#### Directive
Print every entry, word for word, and skip the images.

==============================

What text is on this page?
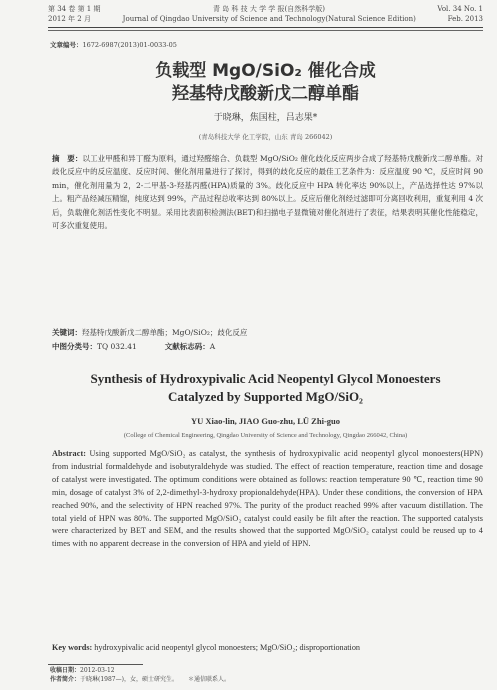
第 34 卷 第 1 期	青 岛 科 技 大 学 学 报(自然科学版)	Vol. 34 No. 1
2012 年 2 月	Journal of Qingdao University of Science and Technology(Natural Science Edition)	Feb. 2013
文章编号：1672-6987(2013)01-0033-05
负载型 MgO/SiO₂ 催化合成
羟基特戊酸新戊二醇单酯
于晓琳，焦国柱，吕志果*
(青岛科技大学 化工学院，山东 青岛 266042)
摘　要：以工业甲醛和异丁醛为原料，通过羟醛缩合、负载型 MgO/SiO₂ 催化歧化反应两步合成了羟基特戊酸新戊二醇单酯。对歧化反应中的反应温度、反应时间、催化剂用量进行了探讨，得到的歧化反应的最佳工艺条件为：反应温度 90 ℃，反应时间 90 min，催化剂用量为 2，2-二甲基-3-羟基丙醛(HPA)质量的 3%。歧化反应中 HPA 转化率达 90%以上，产品选择性达 97%以上。粗产品经减压精馏，纯度达到 99%，产品过程总收率达到 80%以上。反应后催化剂经过滤即可分离回收利用，重复利用 4 次后，负载催化剂活性变化不明显。采用比表面积检测法(BET)和扫描电子显微镜对催化剂进行了表征，结果表明其催化性能稳定，可多次重复使用。
关键词：羟基特戊酸新戊二醇单酯；MgO/SiO₂；歧化反应
中图分类号：TQ 032.41	文献标志码：A
Synthesis of Hydroxypivalic Acid Neopentyl Glycol Monoesters
Catalyzed by Supported MgO/SiO₂
YU Xiao-lin, JIAO Guo-zhu, LÜ Zhi-guo
(College of Chemical Engineering, Qingdao University of Science and Technology, Qingdao 266042, China)
Abstract: Using supported MgO/SiO₂ as catalyst, the synthesis of hydroxypivalic acid neopentyl glycol monoesters(HPN) from industrial formaldehyde and isobutyraldehyde was studied. The effect of reaction temperature, reaction time and dosage of catalyst were investigated. The optimum conditions were obtained as follows: reaction temperature 90 ℃, reaction time 90 min, dosage of catalyst 3% of 2,2-dimethyl-3-hydroxy propionaldehyde(HPA). Under these conditions, the conversion of HPA reached 90%, and the selectivity of HPN reached 97%. The purity of the product reached 99% after vacuum distillation. The total yield of HPN was 80%. The supported MgO/SiO₂ catalyst could easily be filt after the reaction. The supported catalysts were characterized by BET and SEM, and the results showed that the supported MgO/SiO₂ catalyst could be reused up to 4 times with no apparent decrease in the conversion of HPA and yield of HPN.
Key words: hydroxypivalic acid neopentyl glycol monoesters; MgO/SiO₂; disproportionation
收稿日期：2012-03-12
作者简介：于晓琳(1987—)，女，硕士研究生。 ＊通信联系人。
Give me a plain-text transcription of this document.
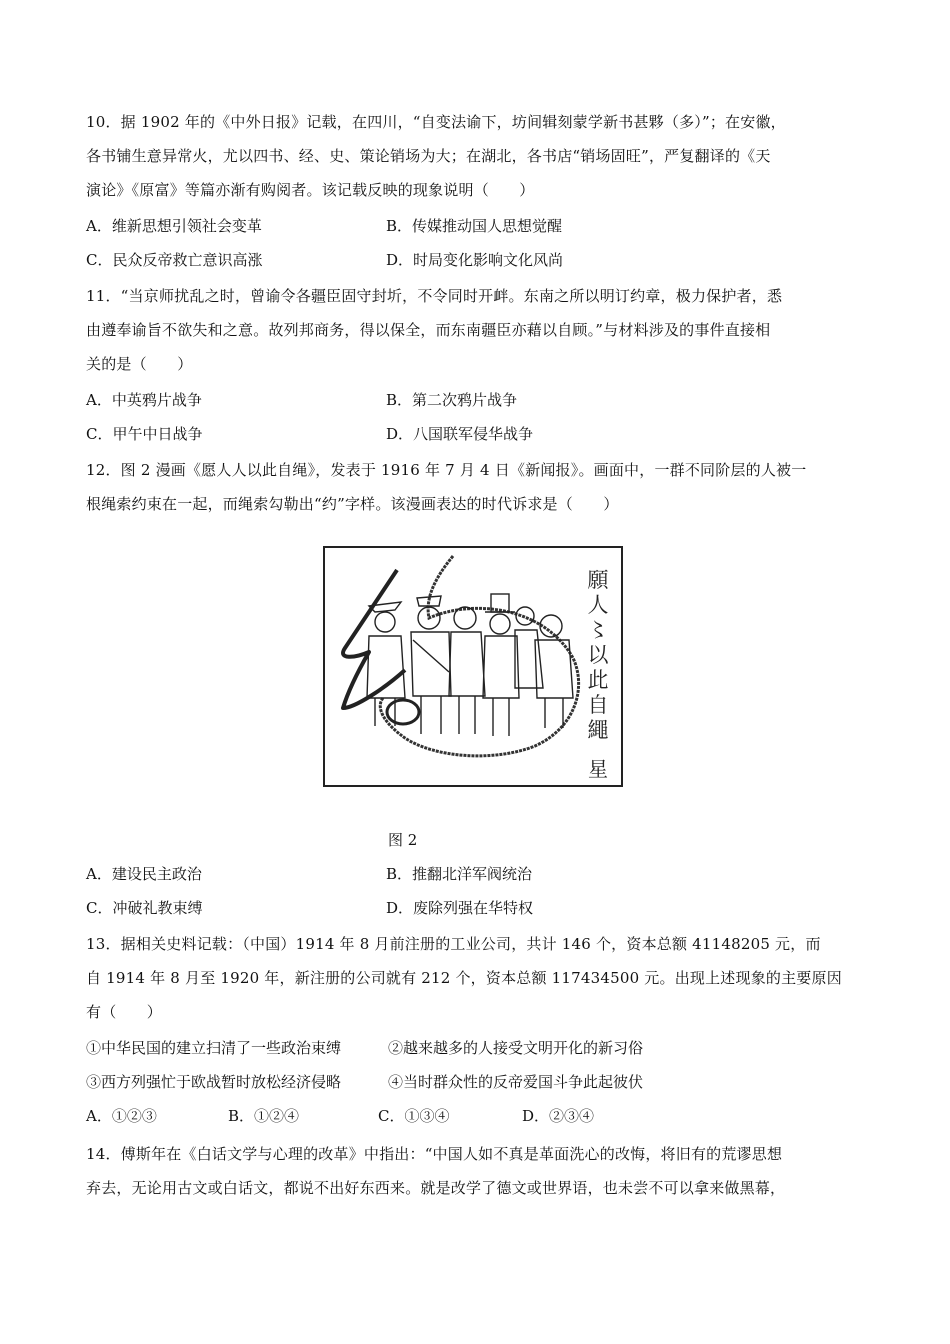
10．据 1902 年的《中外日报》记载，在四川，“自变法谕下，坊间辑刻蒙学新书甚夥（多）”；在安徽，
各书铺生意异常火，尤以四书、经、史、策论销场为大；在湖北，各书店“销场固旺”，严复翻译的《天
演论》《原富》等篇亦渐有购阅者。该记载反映的现象说明（　　）
A．维新思想引领社会变革	B．传媒推动国人思想觉醒
C．民众反帝救亡意识高涨	D．时局变化影响文化风尚
11．“当京师扰乱之时，曾谕令各疆臣固守封圻，不令同时开衅。东南之所以明订约章，极力保护者，悉
由遵奉谕旨不欲失和之意。故列邦商务，得以保全，而东南疆臣亦藉以自顾。”与材料涉及的事件直接相
关的是（　　）
A．中英鸦片战争	B．第二次鸦片战争
C．甲午中日战争	D．八国联军侵华战争
12．图 2 漫画《愿人人以此自绳》，发表于 1916 年 7 月 4 日《新闻报》。画面中，一群不同阶层的人被一
根绳索约束在一起，而绳索勾勒出“约”字样。该漫画表达的时代诉求是（　　）
願
人
〻
以
此
自
繩
星
图 2
A．建设民主政治	B．推翻北洋军阀统治
C．冲破礼教束缚	D．废除列强在华特权
13．据相关史料记载：（中国）1914 年 8 月前注册的工业公司，共计 146 个，资本总额 41148205 元，而
自 1914 年 8 月至 1920 年，新注册的公司就有 212 个，资本总额 117434500 元。出现上述现象的主要原因
有（　　）
①中华民国的建立扫清了一些政治束缚	②越来越多的人接受文明开化的新习俗
③西方列强忙于欧战暂时放松经济侵略	④当时群众性的反帝爱国斗争此起彼伏
A．①②③	B．①②④	C．①③④	D．②③④
14．傅斯年在《白话文学与心理的改革》中指出：“中国人如不真是革面洗心的改悔，将旧有的荒谬思想
弃去，无论用古文或白话文，都说不出好东西来。就是改学了德文或世界语，也未尝不可以拿来做黑幕，
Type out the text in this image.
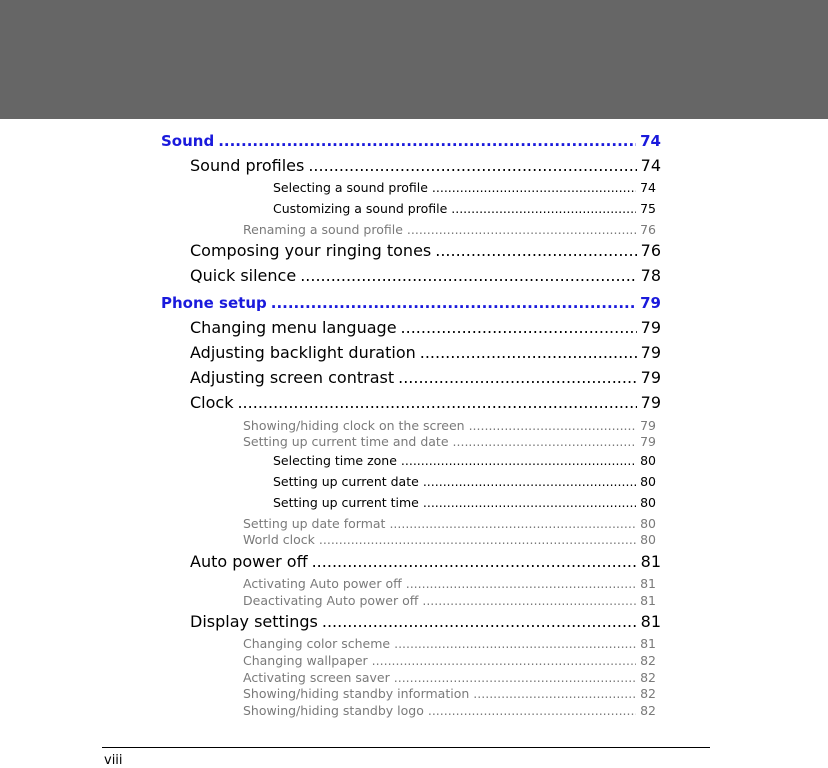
Sound .....	74
Sound profiles .....	74
Selecting a sound profile .....	74
Customizing a sound profile .....	75
Renaming a sound profile .....	76
Composing your ringing tones .....	76
Quick silence .....	78
Phone setup .....	79
Changing menu language .....	79
Adjusting backlight duration .....	79
Adjusting screen contrast .....	79
Clock .....	79
Showing/hiding clock on the screen .....	79
Setting up current time and date .....	79
Selecting time zone .....	80
Setting up current date .....	80
Setting up current time .....	80
Setting up date format .....	80
World clock .....	80
Auto power off .....	81
Activating Auto power off .....	81
Deactivating Auto power off .....	81
Display settings .....	81
Changing color scheme .....	81
Changing wallpaper .....	82
Activating screen saver .....	82
Showing/hiding standby information .....	82
Showing/hiding standby logo .....	82
viii
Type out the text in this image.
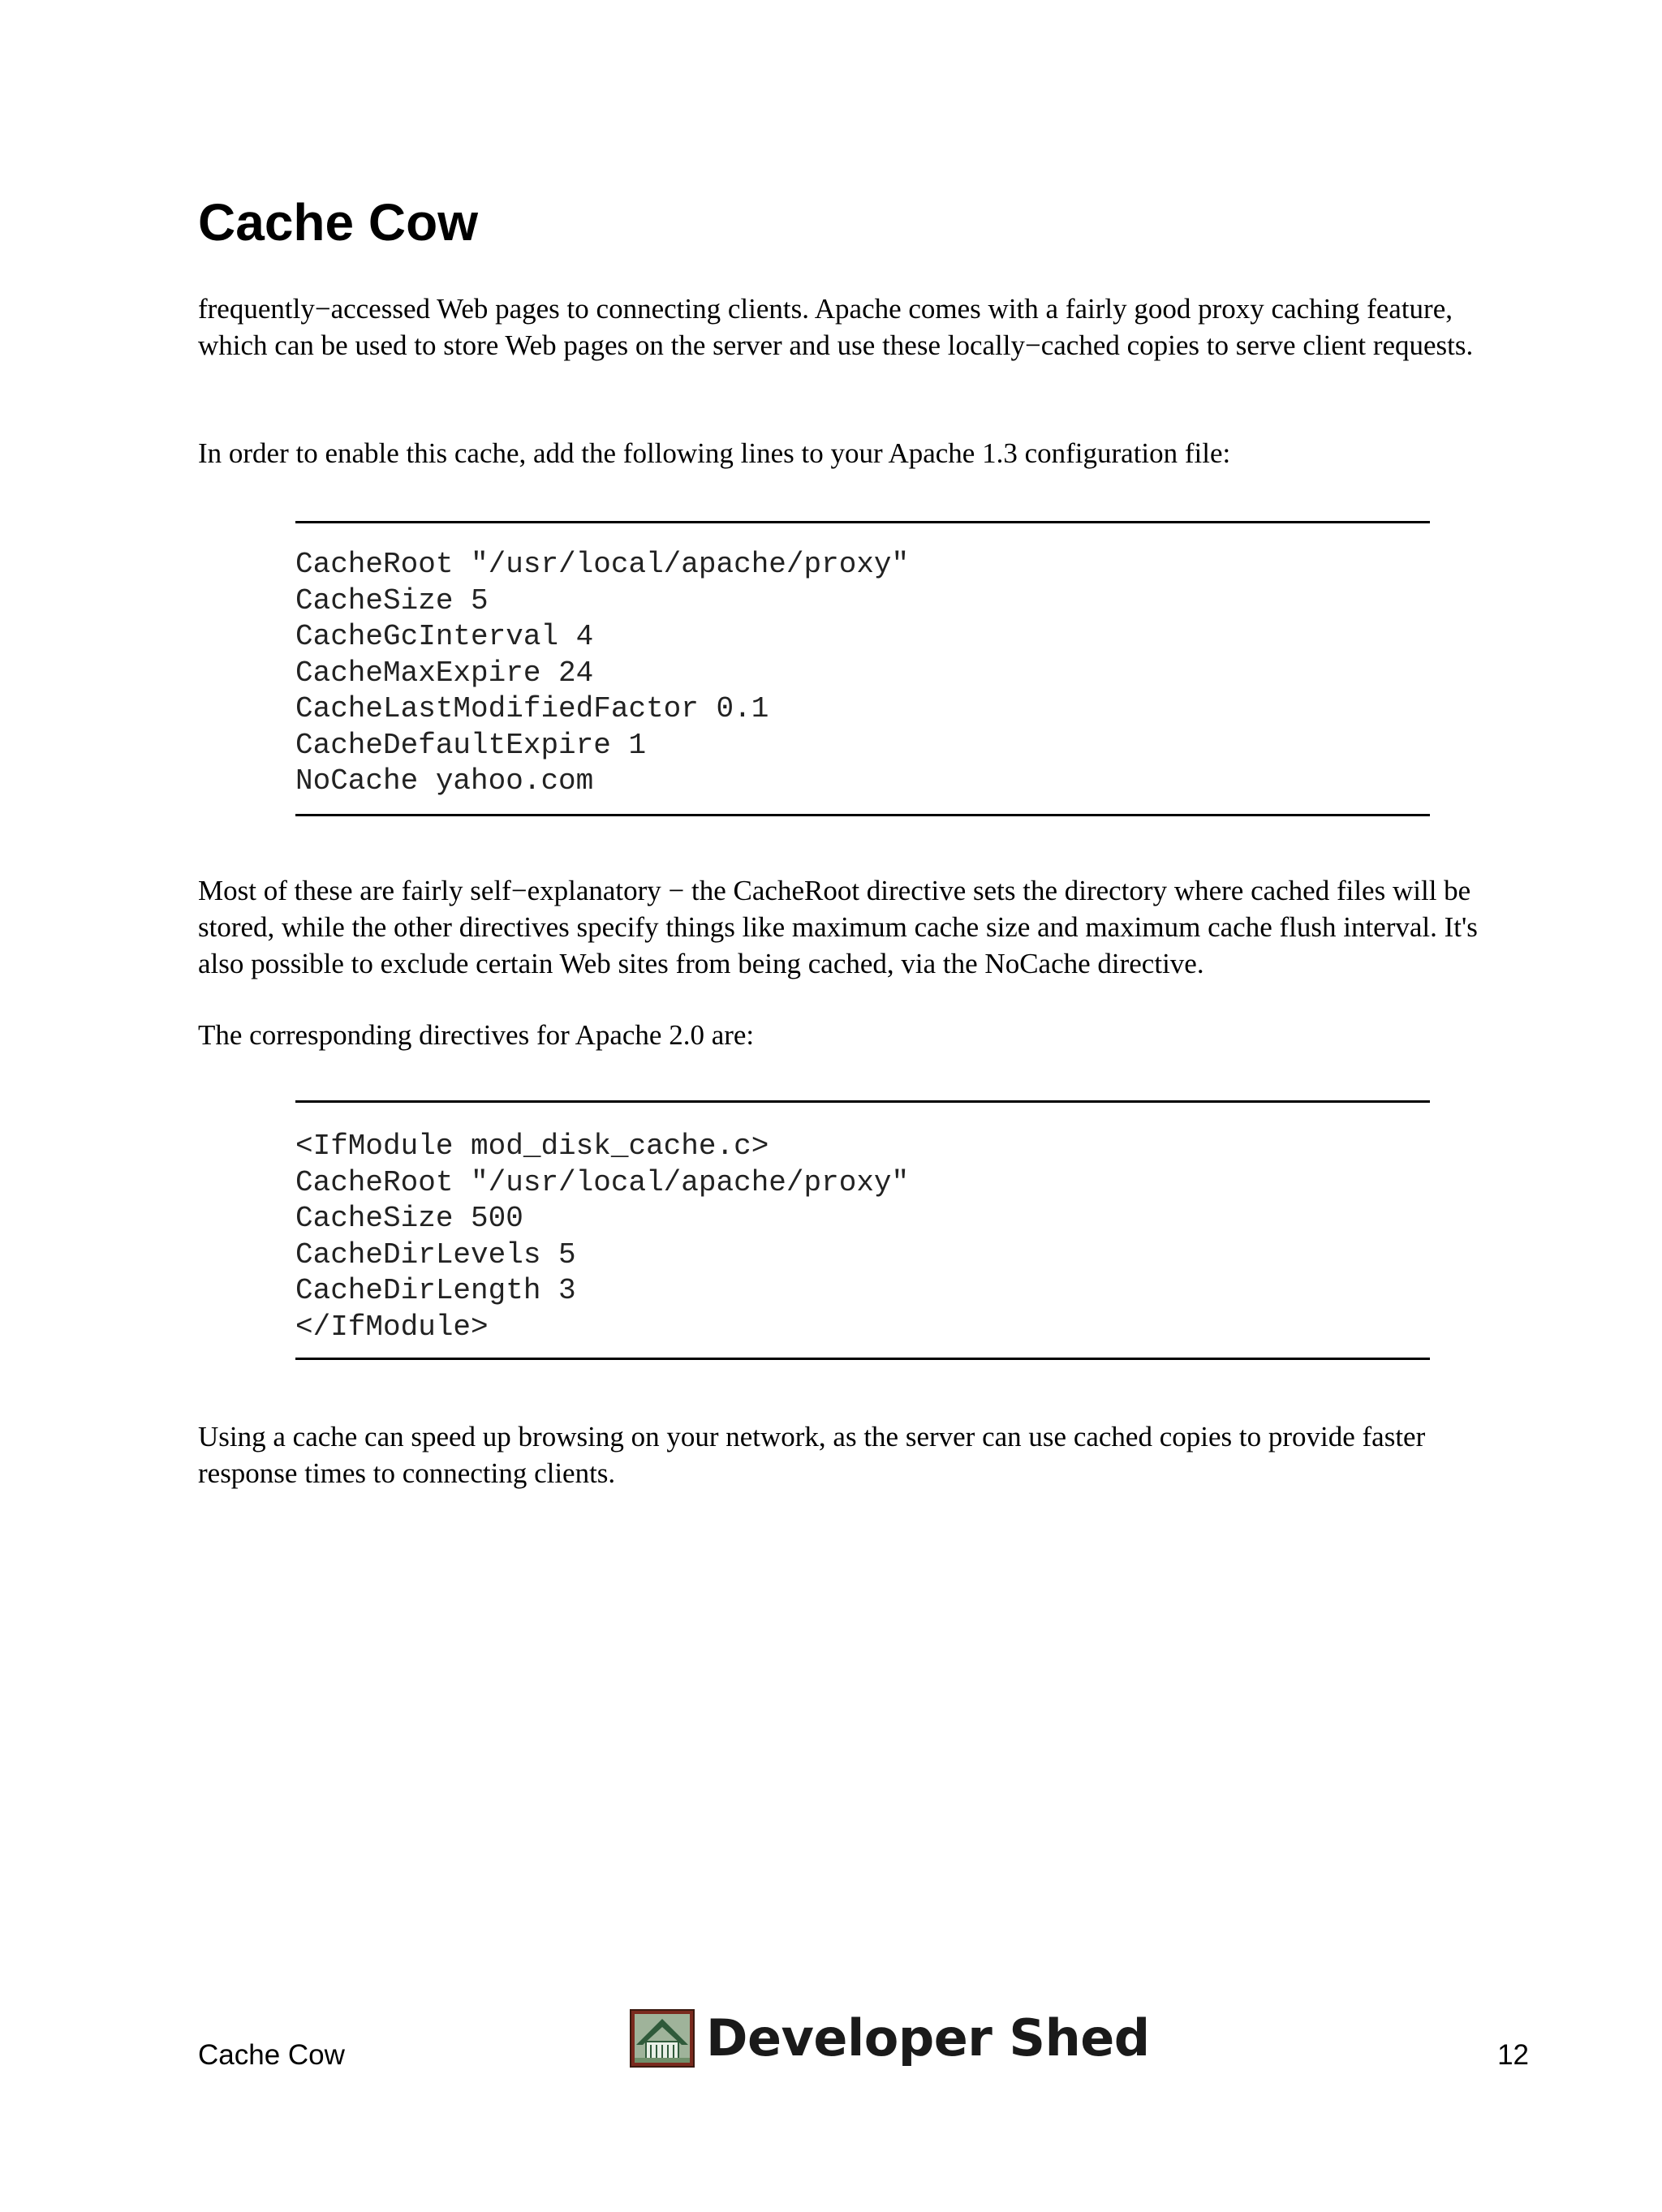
Cache Cow

frequently−accessed Web pages to connecting clients. Apache comes with a fairly good proxy caching feature, which can be used to store Web pages on the server and use these locally−cached copies to serve client requests.

In order to enable this cache, add the following lines to your Apache 1.3 configuration file:

CacheRoot "/usr/local/apache/proxy"
CacheSize 5
CacheGcInterval 4
CacheMaxExpire 24
CacheLastModifiedFactor 0.1
CacheDefaultExpire 1
NoCache yahoo.com

Most of these are fairly self−explanatory − the CacheRoot directive sets the directory where cached files will be stored, while the other directives specify things like maximum cache size and maximum cache flush interval. It's also possible to exclude certain Web sites from being cached, via the NoCache directive.

The corresponding directives for Apache 2.0 are:

<IfModule mod_disk_cache.c>
CacheRoot "/usr/local/apache/proxy"
CacheSize 500
CacheDirLevels 5
CacheDirLength 3
</IfModule>

Using a cache can speed up browsing on your network, as the server can use cached copies to provide faster response times to connecting clients.

Cache Cow	Developer Shed	12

==============================

#### Solution for this exercise
What text is on this page?
第 34 卷 第 1 期	青 岛 科 技 大 学 学 报(自然科学版)	Vol. 34 No. 1
2012 年 2 月	Journal of Qingdao University of Science and Technology(Natural Science Edition)	Feb. 2013
文章编号：1672-6987(2013)01-0033-05
负载型 MgO/SiO₂ 催化合成
羟基特戊酸新戊二醇单酯
于晓琳，焦国柱，吕志果*
(青岛科技大学 化工学院，山东 青岛 266042)
摘　要：以工业甲醛和异丁醛为原料，通过羟醛缩合、负载型 MgO/SiO₂ 催化歧化反应两步合成了羟基特戊酸新戊二醇单酯。对歧化反应中的反应温度、反应时间、催化剂用量进行了探讨，得到的歧化反应的最佳工艺条件为：反应温度 90 ℃，反应时间 90 min，催化剂用量为 2，2-二甲基-3-羟基丙醛(HPA)质量的 3%。歧化反应中 HPA 转化率达 90%以上，产品选择性达 97%以上。粗产品经减压精馏，纯度达到 99%，产品过程总收率达到 80%以上。反应后催化剂经过滤即可分离回收利用，重复利用 4 次后，负载催化剂活性变化不明显。采用比表面积检测法(BET)和扫描电子显微镜对催化剂进行了表征，结果表明其催化性能稳定，可多次重复使用。
关键词：羟基特戊酸新戊二醇单酯；MgO/SiO₂；歧化反应
中图分类号：TQ 032.41	文献标志码：A
Synthesis of Hydroxypivalic Acid Neopentyl Glycol Monoesters
Catalyzed by Supported MgO/SiO₂
YU Xiao-lin, JIAO Guo-zhu, LÜ Zhi-guo
(College of Chemical Engineering, Qingdao University of Science and Technology, Qingdao 266042, China)
Abstract: Using supported MgO/SiO₂ as catalyst, the synthesis of hydroxypivalic acid neopentyl glycol monoesters(HPN) from industrial formaldehyde and isobutyraldehyde was studied. The effect of reaction temperature, reaction time and dosage of catalyst were investigated. The optimum conditions were obtained as follows: reaction temperature 90 ℃, reaction time 90 min, dosage of catalyst 3% of 2,2-dimethyl-3-hydroxy propionaldehyde(HPA). Under these conditions, the conversion of HPA reached 90%, and the selectivity of HPN reached 97%. The purity of the product reached 99% after vacuum distillation. The total yield of HPN was 80%. The supported MgO/SiO₂ catalyst could easily be filt after the reaction. The supported catalysts were characterized by BET and SEM, and the results showed that the supported MgO/SiO₂ catalyst could be reused up to 4 times with no apparent decrease in the conversion of HPA and yield of HPN.
Key words: hydroxypivalic acid neopentyl glycol monoesters; MgO/SiO₂; disproportionation
收稿日期：2012-03-12
作者简介：于晓琳(1987—)，女，硕士研究生。 ＊通信联系人。
Give me a plain-text transcription of this document.
10．据 1902 年的《中外日报》记载，在四川，“自变法谕下，坊间辑刻蒙学新书甚夥（多）”；在安徽，
各书铺生意异常火，尤以四书、经、史、策论销场为大；在湖北，各书店“销场固旺”，严复翻译的《天
演论》《原富》等篇亦渐有购阅者。该记载反映的现象说明（　　）
A．维新思想引领社会变革	B．传媒推动国人思想觉醒
C．民众反帝救亡意识高涨	D．时局变化影响文化风尚
11．“当京师扰乱之时，曾谕令各疆臣固守封圻，不令同时开衅。东南之所以明订约章，极力保护者，悉
由遵奉谕旨不欲失和之意。故列邦商务，得以保全，而东南疆臣亦藉以自顾。”与材料涉及的事件直接相
关的是（　　）
A．中英鸦片战争	B．第二次鸦片战争
C．甲午中日战争	D．八国联军侵华战争
12．图 2 漫画《愿人人以此自绳》，发表于 1916 年 7 月 4 日《新闻报》。画面中，一群不同阶层的人被一
根绳索约束在一起，而绳索勾勒出“约”字样。该漫画表达的时代诉求是（　　）
願
人
〻
以
此
自
繩
星
图 2
A．建设民主政治	B．推翻北洋军阀统治
C．冲破礼教束缚	D．废除列强在华特权
13．据相关史料记载：（中国）1914 年 8 月前注册的工业公司，共计 146 个，资本总额 41148205 元，而
自 1914 年 8 月至 1920 年，新注册的公司就有 212 个，资本总额 117434500 元。出现上述现象的主要原因
有（　　）
①中华民国的建立扫清了一些政治束缚	②越来越多的人接受文明开化的新习俗
③西方列强忙于欧战暂时放松经济侵略	④当时群众性的反帝爱国斗争此起彼伏
A．①②③	B．①②④	C．①③④	D．②③④
14．傅斯年在《白话文学与心理的改革》中指出：“中国人如不真是革面洗心的改悔，将旧有的荒谬思想
弃去，无论用古文或白话文，都说不出好东西来。就是改学了德文或世界语，也未尝不可以拿来做黑幕，
Type out the text in this image.
Sound .....	74
Sound profiles .....	74
Selecting a sound profile .....	74
Customizing a sound profile .....	75
Renaming a sound profile .....	76
Composing your ringing tones .....	76
Quick silence .....	78
Phone setup .....	79
Changing menu language .....	79
Adjusting backlight duration .....	79
Adjusting screen contrast .....	79
Clock .....	79
Showing/hiding clock on the screen .....	79
Setting up current time and date .....	79
Selecting time zone .....	80
Setting up current date .....	80
Setting up current time .....	80
Setting up date format .....	80
World clock .....	80
Auto power off .....	81
Activating Auto power off .....	81
Deactivating Auto power off .....	81
Display settings .....	81
Changing color scheme .....	81
Changing wallpaper .....	82
Activating screen saver .....	82
Showing/hiding standby information .....	82
Showing/hiding standby logo .....	82
viii
Type out the text in this image.
Cache Cow

frequently−accessed Web pages to connecting clients. Apache comes with a fairly good proxy caching feature, which can be used to store Web pages on the server and use these locally−cached copies to serve client requests.

In order to enable this cache, add the following lines to your Apache 1.3 configuration file:

CacheRoot "/usr/local/apache/proxy"
CacheSize 5
CacheGcInterval 4
CacheMaxExpire 24
CacheLastModifiedFactor 0.1
CacheDefaultExpire 1
NoCache yahoo.com

Most of these are fairly self−explanatory − the CacheRoot directive sets the directory where cached files will be stored, while the other directives specify things like maximum cache size and maximum cache flush interval. It's also possible to exclude certain Web sites from being cached, via the NoCache directive.

The corresponding directives for Apache 2.0 are:

<IfModule mod_disk_cache.c>
CacheRoot "/usr/local/apache/proxy"
CacheSize 500
CacheDirLevels 5
CacheDirLength 3
</IfModule>

Using a cache can speed up browsing on your network, as the server can use cached copies to provide faster response times to connecting clients.

Cache Cow	Developer Shed	12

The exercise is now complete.